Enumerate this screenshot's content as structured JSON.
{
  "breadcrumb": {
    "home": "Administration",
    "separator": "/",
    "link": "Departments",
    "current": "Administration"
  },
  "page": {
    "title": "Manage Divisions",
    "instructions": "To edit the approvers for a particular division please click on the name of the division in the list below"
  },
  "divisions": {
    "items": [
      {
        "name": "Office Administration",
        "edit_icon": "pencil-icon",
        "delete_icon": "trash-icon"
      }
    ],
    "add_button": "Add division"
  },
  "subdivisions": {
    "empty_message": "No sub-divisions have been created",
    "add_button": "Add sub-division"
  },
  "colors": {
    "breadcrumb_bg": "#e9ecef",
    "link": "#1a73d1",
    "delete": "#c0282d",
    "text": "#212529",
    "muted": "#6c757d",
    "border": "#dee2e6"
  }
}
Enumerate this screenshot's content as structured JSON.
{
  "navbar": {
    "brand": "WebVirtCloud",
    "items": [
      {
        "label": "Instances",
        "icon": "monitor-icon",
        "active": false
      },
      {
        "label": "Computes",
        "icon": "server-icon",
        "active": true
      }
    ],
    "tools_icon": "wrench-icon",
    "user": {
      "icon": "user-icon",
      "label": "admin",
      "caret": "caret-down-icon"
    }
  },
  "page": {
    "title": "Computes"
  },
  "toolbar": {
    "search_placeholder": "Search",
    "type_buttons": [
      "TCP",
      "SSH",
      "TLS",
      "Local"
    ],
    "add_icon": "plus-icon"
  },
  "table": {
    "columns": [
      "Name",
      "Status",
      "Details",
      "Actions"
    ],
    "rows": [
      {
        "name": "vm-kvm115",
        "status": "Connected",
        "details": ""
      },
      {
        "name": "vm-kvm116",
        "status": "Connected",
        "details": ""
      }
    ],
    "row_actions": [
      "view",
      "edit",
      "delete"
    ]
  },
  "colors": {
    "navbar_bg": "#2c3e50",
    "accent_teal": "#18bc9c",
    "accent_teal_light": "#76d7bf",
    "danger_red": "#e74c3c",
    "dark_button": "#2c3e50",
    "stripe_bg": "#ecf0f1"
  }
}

§ Written task:
Every entry must be quoted exactly as it appears above.

§ Response:
Enumerate this screenshot's content as structured JSON.
{
  "breadcrumb": {
    "home": "Administration",
    "separator": "/",
    "link": "Departments",
    "current": "Administration"
  },
  "page": {
    "title": "Manage Divisions",
    "instructions": "To edit the approvers for a particular division please click on the name of the division in the list below"
  },
  "divisions": {
    "items": [
      {
        "name": "Office Administration",
        "edit_icon": "pencil-icon",
        "delete_icon": "trash-icon"
      }
    ],
    "add_button": "Add division"
  },
  "subdivisions": {
    "empty_message": "No sub-divisions have been created",
    "add_button": "Add sub-division"
  },
  "colors": {
    "breadcrumb_bg": "#e9ecef",
    "link": "#1a73d1",
    "delete": "#c0282d",
    "text": "#212529",
    "muted": "#6c757d",
    "border": "#dee2e6"
  }
}
Enumerate this screenshot's content as structured JSON.
{
  "navbar": {
    "brand": "WebVirtCloud",
    "items": [
      {
        "label": "Instances",
        "icon": "monitor-icon",
        "active": false
      },
      {
        "label": "Computes",
        "icon": "server-icon",
        "active": true
      }
    ],
    "tools_icon": "wrench-icon",
    "user": {
      "icon": "user-icon",
      "label": "admin",
      "caret": "caret-down-icon"
    }
  },
  "page": {
    "title": "Computes"
  },
  "toolbar": {
    "search_placeholder": "Search",
    "type_buttons": [
      "TCP",
      "SSH",
      "TLS",
      "Local"
    ],
    "add_icon": "plus-icon"
  },
  "table": {
    "columns": [
      "Name",
      "Status",
      "Details",
      "Actions"
    ],
    "rows": [
      {
        "name": "vm-kvm115",
        "status": "Connected",
        "details": ""
      },
      {
        "name": "vm-kvm116",
        "status": "Connected",
        "details": ""
      }
    ],
    "row_actions": [
      "view",
      "edit",
      "delete"
    ]
  },
  "colors": {
    "navbar_bg": "#2c3e50",
    "accent_teal": "#18bc9c",
    "accent_teal_light": "#76d7bf",
    "danger_red": "#e74c3c",
    "dark_button": "#2c3e50",
    "stripe_bg": "#ecf0f1"
  }
}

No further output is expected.